(What the task requires): Pull every line containing the word "Východ" from the records.

(Material provided):
[Begin]

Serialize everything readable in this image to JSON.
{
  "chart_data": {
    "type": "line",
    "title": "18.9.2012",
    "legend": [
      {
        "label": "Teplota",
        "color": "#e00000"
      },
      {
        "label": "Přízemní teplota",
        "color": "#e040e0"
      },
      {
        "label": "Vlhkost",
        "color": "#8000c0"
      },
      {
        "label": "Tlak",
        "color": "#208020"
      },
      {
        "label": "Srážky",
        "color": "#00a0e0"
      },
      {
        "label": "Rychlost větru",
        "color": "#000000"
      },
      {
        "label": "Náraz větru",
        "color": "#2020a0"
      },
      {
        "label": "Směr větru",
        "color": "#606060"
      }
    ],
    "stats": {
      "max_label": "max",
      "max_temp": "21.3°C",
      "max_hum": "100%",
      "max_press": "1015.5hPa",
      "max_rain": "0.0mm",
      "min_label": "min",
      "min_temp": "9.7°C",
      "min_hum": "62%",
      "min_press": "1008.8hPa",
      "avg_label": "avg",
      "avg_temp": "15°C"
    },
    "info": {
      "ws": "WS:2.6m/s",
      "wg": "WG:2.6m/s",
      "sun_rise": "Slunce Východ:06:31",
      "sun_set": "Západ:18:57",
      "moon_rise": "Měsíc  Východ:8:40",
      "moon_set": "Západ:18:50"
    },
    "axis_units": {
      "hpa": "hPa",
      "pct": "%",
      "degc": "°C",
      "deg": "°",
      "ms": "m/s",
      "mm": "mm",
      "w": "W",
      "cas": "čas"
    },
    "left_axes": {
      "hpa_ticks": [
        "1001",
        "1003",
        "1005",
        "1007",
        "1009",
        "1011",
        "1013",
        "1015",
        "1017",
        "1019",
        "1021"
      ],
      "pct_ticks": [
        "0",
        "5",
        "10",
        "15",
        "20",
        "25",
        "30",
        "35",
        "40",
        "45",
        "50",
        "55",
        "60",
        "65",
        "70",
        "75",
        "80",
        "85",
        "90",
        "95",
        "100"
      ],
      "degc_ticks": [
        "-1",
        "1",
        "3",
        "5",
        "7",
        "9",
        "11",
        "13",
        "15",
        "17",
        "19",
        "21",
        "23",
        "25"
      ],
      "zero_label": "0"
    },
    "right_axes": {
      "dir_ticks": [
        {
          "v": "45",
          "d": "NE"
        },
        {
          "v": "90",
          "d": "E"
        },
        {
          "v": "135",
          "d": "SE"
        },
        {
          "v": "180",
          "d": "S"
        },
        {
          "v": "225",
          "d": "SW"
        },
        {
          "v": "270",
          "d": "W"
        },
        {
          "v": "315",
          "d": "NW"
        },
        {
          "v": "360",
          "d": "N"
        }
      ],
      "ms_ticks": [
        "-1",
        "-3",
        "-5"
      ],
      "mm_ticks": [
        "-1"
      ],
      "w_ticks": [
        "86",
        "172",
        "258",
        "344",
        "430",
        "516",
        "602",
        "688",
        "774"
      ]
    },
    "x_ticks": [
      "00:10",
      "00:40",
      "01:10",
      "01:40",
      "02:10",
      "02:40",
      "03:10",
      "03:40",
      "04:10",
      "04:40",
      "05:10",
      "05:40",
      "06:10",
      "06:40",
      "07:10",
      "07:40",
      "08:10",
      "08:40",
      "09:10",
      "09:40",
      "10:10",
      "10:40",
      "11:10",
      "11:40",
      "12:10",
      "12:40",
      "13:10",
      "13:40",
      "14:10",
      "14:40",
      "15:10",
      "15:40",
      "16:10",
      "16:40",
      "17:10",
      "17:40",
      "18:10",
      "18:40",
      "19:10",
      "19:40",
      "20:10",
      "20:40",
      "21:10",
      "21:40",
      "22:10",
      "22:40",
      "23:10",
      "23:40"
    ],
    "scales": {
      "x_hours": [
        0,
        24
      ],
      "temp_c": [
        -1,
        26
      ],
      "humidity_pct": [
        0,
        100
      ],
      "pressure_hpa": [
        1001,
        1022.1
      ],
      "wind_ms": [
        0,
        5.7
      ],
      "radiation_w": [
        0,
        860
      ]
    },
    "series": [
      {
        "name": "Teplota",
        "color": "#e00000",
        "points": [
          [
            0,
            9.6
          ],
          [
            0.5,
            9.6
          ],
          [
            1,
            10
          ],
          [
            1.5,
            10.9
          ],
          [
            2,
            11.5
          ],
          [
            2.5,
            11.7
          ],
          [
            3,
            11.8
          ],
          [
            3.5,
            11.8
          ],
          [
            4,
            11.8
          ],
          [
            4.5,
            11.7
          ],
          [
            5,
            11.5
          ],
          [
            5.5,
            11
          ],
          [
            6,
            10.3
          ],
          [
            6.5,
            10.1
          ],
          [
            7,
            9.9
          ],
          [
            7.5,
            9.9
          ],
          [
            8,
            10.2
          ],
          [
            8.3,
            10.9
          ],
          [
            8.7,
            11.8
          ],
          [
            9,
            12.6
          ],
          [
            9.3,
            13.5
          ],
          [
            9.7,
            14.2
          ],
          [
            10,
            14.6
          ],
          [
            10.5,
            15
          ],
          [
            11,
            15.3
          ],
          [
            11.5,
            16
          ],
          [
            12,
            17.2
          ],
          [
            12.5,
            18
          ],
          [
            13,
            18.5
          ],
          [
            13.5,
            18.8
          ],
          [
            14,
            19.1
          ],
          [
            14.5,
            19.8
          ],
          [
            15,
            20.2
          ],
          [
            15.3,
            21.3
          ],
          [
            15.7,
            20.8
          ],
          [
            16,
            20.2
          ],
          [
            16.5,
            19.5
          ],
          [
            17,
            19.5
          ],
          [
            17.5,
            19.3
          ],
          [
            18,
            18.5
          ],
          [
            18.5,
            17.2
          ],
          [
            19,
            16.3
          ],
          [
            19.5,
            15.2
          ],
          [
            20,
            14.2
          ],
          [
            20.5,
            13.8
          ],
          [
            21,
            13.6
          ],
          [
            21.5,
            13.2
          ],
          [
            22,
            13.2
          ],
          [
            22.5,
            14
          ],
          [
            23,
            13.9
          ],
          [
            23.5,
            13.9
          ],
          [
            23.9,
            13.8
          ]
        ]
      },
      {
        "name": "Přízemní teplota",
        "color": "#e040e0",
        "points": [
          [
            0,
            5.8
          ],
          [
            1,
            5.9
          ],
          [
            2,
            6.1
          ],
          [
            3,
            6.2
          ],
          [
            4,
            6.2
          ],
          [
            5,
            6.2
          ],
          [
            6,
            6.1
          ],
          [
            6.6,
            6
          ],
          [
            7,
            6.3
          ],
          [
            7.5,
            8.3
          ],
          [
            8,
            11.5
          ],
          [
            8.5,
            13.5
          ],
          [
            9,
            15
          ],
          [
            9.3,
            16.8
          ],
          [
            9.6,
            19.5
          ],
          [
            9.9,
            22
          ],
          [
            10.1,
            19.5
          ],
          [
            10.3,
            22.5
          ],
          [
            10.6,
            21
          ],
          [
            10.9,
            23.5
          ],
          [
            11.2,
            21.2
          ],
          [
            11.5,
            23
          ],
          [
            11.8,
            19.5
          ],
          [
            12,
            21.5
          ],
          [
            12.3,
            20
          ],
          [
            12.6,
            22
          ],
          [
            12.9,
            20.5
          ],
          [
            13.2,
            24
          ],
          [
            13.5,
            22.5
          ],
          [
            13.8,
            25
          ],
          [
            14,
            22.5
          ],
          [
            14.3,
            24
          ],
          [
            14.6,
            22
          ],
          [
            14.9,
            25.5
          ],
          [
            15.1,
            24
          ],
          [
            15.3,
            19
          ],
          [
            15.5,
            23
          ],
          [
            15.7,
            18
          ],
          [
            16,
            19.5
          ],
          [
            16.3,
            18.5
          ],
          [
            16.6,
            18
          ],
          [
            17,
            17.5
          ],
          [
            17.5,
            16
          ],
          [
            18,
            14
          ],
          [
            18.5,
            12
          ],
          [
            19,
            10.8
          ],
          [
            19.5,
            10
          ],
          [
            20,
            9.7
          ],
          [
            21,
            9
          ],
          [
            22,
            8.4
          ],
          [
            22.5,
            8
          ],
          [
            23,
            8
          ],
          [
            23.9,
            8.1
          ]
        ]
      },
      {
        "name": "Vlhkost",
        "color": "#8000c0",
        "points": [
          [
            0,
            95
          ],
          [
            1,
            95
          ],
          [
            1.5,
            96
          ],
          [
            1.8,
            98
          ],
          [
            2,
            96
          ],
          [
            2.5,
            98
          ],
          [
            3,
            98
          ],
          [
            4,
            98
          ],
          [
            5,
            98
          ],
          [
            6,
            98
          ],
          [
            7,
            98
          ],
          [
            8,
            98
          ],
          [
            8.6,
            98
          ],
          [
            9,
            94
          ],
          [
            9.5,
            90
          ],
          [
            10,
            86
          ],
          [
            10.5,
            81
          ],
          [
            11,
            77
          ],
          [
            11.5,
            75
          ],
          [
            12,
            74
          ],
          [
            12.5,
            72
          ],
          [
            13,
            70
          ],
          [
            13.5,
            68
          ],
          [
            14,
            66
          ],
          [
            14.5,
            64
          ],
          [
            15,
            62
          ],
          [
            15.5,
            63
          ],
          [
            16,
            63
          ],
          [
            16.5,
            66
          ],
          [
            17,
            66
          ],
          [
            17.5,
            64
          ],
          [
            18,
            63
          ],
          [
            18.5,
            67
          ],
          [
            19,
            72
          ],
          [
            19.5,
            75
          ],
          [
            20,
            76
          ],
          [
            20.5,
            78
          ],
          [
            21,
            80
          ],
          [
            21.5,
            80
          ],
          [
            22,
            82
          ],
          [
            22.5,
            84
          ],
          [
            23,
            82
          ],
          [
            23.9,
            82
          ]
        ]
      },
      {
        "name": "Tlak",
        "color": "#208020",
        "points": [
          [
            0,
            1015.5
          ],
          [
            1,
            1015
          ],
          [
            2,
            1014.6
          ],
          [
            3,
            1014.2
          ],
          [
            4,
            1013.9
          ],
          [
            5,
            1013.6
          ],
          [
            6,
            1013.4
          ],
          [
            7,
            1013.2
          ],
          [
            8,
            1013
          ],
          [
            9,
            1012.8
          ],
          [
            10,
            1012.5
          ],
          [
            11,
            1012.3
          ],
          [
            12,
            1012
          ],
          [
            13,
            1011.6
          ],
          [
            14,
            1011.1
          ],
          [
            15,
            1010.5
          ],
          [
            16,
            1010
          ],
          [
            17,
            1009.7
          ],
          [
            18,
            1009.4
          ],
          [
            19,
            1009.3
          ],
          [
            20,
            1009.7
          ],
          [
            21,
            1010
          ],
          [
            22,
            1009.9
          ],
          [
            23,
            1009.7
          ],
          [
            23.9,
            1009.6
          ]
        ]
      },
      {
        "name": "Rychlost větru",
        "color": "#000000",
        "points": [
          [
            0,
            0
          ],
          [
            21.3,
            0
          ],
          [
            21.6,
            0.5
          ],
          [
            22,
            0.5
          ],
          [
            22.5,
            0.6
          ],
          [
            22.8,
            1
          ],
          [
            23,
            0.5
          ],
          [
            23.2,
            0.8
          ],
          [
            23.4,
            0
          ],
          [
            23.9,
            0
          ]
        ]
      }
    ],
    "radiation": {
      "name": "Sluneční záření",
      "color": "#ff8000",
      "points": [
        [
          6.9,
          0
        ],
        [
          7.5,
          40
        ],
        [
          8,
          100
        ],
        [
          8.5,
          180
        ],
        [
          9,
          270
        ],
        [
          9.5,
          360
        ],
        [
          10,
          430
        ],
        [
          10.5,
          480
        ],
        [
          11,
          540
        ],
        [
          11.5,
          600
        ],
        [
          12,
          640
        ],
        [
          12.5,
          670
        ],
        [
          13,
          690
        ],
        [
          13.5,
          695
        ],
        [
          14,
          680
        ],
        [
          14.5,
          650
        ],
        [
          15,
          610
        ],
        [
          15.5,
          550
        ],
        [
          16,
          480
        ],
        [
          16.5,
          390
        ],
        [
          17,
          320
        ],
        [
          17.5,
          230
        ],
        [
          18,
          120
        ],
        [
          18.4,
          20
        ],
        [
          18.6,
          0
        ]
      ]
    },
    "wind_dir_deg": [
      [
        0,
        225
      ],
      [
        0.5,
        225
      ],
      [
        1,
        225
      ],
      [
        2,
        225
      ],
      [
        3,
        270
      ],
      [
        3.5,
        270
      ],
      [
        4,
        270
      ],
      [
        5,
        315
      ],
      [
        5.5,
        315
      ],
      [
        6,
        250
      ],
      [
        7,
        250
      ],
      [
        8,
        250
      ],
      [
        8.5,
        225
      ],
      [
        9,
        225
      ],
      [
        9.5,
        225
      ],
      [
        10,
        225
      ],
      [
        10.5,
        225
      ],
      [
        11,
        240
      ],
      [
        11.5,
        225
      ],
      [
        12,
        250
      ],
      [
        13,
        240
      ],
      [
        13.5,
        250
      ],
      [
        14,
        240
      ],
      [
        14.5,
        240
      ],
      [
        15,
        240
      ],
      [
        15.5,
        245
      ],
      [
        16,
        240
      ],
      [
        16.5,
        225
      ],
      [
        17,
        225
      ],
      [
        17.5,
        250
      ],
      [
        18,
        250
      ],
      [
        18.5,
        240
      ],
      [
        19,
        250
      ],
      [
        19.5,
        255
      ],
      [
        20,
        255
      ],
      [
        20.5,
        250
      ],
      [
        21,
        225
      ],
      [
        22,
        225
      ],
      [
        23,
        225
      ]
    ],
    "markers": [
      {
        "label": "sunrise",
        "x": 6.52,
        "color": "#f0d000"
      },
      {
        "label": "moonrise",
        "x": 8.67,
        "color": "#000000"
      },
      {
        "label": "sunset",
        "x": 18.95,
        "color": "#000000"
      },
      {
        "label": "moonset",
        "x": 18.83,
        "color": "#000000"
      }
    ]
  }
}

[End]

(Output of the task):
      "sun_rise": "Slunce Východ:06:31",
      "moon_rise": "Měsíc  Východ:8:40",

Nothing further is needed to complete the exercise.